Your assignment >> Write the records out again in full, word for word.

______

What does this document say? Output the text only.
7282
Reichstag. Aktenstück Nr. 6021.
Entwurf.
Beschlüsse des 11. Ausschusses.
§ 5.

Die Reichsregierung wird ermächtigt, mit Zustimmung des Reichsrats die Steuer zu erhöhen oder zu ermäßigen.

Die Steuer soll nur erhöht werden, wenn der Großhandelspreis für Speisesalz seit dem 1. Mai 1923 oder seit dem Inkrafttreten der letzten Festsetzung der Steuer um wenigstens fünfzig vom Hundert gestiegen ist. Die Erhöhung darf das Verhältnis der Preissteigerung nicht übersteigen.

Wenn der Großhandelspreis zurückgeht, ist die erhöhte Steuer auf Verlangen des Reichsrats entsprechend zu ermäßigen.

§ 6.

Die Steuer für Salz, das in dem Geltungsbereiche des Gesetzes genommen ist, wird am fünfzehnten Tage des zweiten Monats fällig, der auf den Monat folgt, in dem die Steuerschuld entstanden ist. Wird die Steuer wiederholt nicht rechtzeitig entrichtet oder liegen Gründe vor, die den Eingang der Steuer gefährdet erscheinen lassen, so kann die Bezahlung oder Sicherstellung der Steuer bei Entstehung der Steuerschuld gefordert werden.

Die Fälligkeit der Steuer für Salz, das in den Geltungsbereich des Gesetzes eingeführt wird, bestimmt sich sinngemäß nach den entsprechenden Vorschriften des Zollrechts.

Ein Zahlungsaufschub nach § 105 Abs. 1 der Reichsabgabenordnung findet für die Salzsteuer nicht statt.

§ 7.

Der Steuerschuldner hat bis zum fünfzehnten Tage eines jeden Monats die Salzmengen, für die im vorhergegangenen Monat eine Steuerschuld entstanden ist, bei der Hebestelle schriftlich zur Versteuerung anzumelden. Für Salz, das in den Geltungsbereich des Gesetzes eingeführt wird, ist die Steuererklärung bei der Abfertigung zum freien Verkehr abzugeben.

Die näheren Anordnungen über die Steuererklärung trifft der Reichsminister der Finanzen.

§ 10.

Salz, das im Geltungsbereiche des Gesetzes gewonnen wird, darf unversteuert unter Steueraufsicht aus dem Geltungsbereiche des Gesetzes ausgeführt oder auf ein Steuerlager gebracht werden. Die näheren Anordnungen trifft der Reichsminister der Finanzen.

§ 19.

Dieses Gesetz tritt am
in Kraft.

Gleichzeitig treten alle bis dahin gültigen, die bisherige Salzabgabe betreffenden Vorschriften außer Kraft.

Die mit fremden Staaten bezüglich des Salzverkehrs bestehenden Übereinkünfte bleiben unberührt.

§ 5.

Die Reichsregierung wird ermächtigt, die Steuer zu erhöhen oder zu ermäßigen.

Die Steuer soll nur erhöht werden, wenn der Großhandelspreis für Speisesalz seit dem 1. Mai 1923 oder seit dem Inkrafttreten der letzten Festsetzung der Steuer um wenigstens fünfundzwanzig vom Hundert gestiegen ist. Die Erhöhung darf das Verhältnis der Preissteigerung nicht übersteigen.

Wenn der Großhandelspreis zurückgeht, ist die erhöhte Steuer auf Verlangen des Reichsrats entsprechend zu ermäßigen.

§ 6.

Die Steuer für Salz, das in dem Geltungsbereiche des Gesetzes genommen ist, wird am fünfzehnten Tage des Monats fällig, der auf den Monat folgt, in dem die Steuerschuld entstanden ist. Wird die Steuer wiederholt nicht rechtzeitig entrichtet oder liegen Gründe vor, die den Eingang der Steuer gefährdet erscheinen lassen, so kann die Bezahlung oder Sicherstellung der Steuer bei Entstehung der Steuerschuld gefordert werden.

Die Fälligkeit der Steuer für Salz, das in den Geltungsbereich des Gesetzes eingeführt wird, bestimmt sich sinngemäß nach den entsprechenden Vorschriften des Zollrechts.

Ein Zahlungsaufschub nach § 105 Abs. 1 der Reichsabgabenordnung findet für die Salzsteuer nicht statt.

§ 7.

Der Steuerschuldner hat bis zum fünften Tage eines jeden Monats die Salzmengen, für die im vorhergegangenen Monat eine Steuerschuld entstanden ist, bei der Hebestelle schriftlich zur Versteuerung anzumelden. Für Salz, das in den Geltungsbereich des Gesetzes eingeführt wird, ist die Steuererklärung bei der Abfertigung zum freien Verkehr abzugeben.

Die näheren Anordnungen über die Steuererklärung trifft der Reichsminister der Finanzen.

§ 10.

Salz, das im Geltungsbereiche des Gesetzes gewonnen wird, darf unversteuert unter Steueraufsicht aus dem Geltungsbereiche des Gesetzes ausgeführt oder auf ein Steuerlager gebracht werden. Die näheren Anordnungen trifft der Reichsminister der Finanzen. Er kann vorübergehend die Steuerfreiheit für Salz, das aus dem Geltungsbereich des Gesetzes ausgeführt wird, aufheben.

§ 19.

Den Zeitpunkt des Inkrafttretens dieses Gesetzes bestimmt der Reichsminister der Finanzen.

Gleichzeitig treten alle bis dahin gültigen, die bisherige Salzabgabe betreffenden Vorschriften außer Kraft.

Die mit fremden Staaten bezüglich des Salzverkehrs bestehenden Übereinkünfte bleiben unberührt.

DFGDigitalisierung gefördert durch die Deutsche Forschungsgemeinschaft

______

Solution to this problem >>
What does this document say? Output the text only.
7282
Reichstag. Aktenstück Nr. 6021.
Entwurf.
Beschlüsse des 11. Ausschusses.
§ 5.

Die Reichsregierung wird ermächtigt, mit Zustimmung des Reichsrats die Steuer zu erhöhen oder zu ermäßigen.

Die Steuer soll nur erhöht werden, wenn der Großhandelspreis für Speisesalz seit dem 1. Mai 1923 oder seit dem Inkrafttreten der letzten Festsetzung der Steuer um wenigstens fünfzig vom Hundert gestiegen ist. Die Erhöhung darf das Verhältnis der Preissteigerung nicht übersteigen.

Wenn der Großhandelspreis zurückgeht, ist die erhöhte Steuer auf Verlangen des Reichsrats entsprechend zu ermäßigen.

§ 6.

Die Steuer für Salz, das in dem Geltungsbereiche des Gesetzes genommen ist, wird am fünfzehnten Tage des zweiten Monats fällig, der auf den Monat folgt, in dem die Steuerschuld entstanden ist. Wird die Steuer wiederholt nicht rechtzeitig entrichtet oder liegen Gründe vor, die den Eingang der Steuer gefährdet erscheinen lassen, so kann die Bezahlung oder Sicherstellung der Steuer bei Entstehung der Steuerschuld gefordert werden.

Die Fälligkeit der Steuer für Salz, das in den Geltungsbereich des Gesetzes eingeführt wird, bestimmt sich sinngemäß nach den entsprechenden Vorschriften des Zollrechts.

Ein Zahlungsaufschub nach § 105 Abs. 1 der Reichsabgabenordnung findet für die Salzsteuer nicht statt.

§ 7.

Der Steuerschuldner hat bis zum fünfzehnten Tage eines jeden Monats die Salzmengen, für die im vorhergegangenen Monat eine Steuerschuld entstanden ist, bei der Hebestelle schriftlich zur Versteuerung anzumelden. Für Salz, das in den Geltungsbereich des Gesetzes eingeführt wird, ist die Steuererklärung bei der Abfertigung zum freien Verkehr abzugeben.

Die näheren Anordnungen über die Steuererklärung trifft der Reichsminister der Finanzen.

§ 10.

Salz, das im Geltungsbereiche des Gesetzes gewonnen wird, darf unversteuert unter Steueraufsicht aus dem Geltungsbereiche des Gesetzes ausgeführt oder auf ein Steuerlager gebracht werden. Die näheren Anordnungen trifft der Reichsminister der Finanzen.

§ 19.

Dieses Gesetz tritt am
in Kraft.

Gleichzeitig treten alle bis dahin gültigen, die bisherige Salzabgabe betreffenden Vorschriften außer Kraft.

Die mit fremden Staaten bezüglich des Salzverkehrs bestehenden Übereinkünfte bleiben unberührt.

§ 5.

Die Reichsregierung wird ermächtigt, die Steuer zu erhöhen oder zu ermäßigen.

Die Steuer soll nur erhöht werden, wenn der Großhandelspreis für Speisesalz seit dem 1. Mai 1923 oder seit dem Inkrafttreten der letzten Festsetzung der Steuer um wenigstens fünfundzwanzig vom Hundert gestiegen ist. Die Erhöhung darf das Verhältnis der Preissteigerung nicht übersteigen.

Wenn der Großhandelspreis zurückgeht, ist die erhöhte Steuer auf Verlangen des Reichsrats entsprechend zu ermäßigen.

§ 6.

Die Steuer für Salz, das in dem Geltungsbereiche des Gesetzes genommen ist, wird am fünfzehnten Tage des Monats fällig, der auf den Monat folgt, in dem die Steuerschuld entstanden ist. Wird die Steuer wiederholt nicht rechtzeitig entrichtet oder liegen Gründe vor, die den Eingang der Steuer gefährdet erscheinen lassen, so kann die Bezahlung oder Sicherstellung der Steuer bei Entstehung der Steuerschuld gefordert werden.

Die Fälligkeit der Steuer für Salz, das in den Geltungsbereich des Gesetzes eingeführt wird, bestimmt sich sinngemäß nach den entsprechenden Vorschriften des Zollrechts.

Ein Zahlungsaufschub nach § 105 Abs. 1 der Reichsabgabenordnung findet für die Salzsteuer nicht statt.

§ 7.

Der Steuerschuldner hat bis zum fünften Tage eines jeden Monats die Salzmengen, für die im vorhergegangenen Monat eine Steuerschuld entstanden ist, bei der Hebestelle schriftlich zur Versteuerung anzumelden. Für Salz, das in den Geltungsbereich des Gesetzes eingeführt wird, ist die Steuererklärung bei der Abfertigung zum freien Verkehr abzugeben.

Die näheren Anordnungen über die Steuererklärung trifft der Reichsminister der Finanzen.

§ 10.

Salz, das im Geltungsbereiche des Gesetzes gewonnen wird, darf unversteuert unter Steueraufsicht aus dem Geltungsbereiche des Gesetzes ausgeführt oder auf ein Steuerlager gebracht werden. Die näheren Anordnungen trifft der Reichsminister der Finanzen. Er kann vorübergehend die Steuerfreiheit für Salz, das aus dem Geltungsbereich des Gesetzes ausgeführt wird, aufheben.

§ 19.

Den Zeitpunkt des Inkrafttretens dieses Gesetzes bestimmt der Reichsminister der Finanzen.

Gleichzeitig treten alle bis dahin gültigen, die bisherige Salzabgabe betreffenden Vorschriften außer Kraft.

Die mit fremden Staaten bezüglich des Salzverkehrs bestehenden Übereinkünfte bleiben unberührt.

DFGDigitalisierung gefördert durch die Deutsche Forschungsgemeinschaft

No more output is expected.